◆ Aim: Each line containing the word "hint" needs to be copied.

◆ Dataset rows:
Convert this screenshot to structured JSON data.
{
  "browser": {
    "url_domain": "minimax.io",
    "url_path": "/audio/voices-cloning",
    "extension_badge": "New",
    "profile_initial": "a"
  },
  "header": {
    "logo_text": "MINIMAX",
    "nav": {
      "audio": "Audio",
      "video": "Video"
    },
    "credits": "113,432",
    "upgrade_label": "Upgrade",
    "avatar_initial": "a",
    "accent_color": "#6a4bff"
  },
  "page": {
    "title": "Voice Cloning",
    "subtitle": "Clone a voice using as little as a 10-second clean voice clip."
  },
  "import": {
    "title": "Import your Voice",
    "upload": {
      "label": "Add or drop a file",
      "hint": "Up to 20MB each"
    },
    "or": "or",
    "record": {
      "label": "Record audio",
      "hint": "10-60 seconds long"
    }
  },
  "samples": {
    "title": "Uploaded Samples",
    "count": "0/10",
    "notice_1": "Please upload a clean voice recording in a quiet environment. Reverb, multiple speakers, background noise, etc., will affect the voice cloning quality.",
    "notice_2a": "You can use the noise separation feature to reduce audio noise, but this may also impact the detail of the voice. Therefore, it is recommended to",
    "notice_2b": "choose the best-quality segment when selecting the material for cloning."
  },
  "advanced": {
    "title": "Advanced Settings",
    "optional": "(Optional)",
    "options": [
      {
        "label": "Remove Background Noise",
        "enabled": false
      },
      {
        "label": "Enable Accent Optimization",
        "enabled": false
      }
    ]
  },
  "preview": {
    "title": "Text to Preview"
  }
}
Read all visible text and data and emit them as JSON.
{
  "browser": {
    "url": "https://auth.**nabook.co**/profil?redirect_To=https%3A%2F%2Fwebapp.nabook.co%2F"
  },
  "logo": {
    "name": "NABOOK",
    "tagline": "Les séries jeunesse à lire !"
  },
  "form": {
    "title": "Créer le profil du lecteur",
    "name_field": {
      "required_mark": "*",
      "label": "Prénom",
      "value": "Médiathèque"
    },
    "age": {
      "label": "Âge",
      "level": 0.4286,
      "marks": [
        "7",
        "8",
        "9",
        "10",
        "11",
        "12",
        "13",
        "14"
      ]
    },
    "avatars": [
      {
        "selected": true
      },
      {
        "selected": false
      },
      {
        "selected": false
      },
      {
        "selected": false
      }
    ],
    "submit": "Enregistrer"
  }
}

◆ Finished exercise:
      "hint": "Up to 20MB each"
      "hint": "10-60 seconds long"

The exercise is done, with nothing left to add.